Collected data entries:
+===+

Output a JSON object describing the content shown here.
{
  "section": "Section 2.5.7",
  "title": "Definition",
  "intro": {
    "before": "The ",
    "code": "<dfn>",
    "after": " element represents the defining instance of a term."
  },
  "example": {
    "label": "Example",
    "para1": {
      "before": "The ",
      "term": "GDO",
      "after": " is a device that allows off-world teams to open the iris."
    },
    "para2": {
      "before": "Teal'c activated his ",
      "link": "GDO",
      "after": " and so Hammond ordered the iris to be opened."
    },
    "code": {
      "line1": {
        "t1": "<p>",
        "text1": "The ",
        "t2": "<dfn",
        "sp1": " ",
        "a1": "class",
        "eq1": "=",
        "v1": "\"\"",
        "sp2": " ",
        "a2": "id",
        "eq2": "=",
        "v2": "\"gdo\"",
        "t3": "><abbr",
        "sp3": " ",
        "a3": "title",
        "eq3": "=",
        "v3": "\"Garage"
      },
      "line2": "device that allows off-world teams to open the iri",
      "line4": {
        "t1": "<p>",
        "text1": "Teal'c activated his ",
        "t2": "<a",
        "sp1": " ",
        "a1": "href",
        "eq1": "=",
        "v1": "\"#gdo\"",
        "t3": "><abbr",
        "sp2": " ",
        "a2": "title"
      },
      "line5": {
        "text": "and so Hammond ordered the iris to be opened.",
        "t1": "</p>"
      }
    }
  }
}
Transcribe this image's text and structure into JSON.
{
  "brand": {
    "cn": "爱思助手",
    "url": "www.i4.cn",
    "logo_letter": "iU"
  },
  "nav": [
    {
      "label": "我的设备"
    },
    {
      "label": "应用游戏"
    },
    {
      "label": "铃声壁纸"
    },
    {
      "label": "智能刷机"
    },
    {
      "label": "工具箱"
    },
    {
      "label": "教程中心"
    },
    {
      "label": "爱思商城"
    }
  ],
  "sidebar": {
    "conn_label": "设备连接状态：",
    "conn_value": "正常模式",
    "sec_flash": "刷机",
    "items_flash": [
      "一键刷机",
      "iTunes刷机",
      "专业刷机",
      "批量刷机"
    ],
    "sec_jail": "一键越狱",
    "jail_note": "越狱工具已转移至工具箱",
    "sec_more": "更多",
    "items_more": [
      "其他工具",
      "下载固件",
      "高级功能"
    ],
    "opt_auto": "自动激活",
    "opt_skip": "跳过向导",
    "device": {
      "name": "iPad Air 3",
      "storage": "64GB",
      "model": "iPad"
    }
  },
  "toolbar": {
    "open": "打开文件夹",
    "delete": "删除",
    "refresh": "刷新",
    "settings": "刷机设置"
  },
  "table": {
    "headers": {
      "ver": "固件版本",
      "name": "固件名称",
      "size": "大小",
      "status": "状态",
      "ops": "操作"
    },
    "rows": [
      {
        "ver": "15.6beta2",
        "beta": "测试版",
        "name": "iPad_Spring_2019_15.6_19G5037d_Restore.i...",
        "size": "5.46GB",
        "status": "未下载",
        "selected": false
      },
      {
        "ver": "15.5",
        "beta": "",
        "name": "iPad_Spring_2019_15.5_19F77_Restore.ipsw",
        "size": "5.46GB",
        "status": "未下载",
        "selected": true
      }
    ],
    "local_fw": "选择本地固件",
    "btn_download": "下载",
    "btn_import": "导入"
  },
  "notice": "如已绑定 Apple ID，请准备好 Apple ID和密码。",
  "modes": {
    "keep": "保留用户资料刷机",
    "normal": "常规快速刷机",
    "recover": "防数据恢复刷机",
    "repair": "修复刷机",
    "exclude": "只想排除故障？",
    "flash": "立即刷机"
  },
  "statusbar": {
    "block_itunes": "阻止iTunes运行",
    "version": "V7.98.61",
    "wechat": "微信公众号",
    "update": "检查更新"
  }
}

+===+

Copy out every line of the data that includes "allows".

      "after": " is a device that allows off-world teams to open the iris."
      "line2": "device that allows off-world teams to open the iri",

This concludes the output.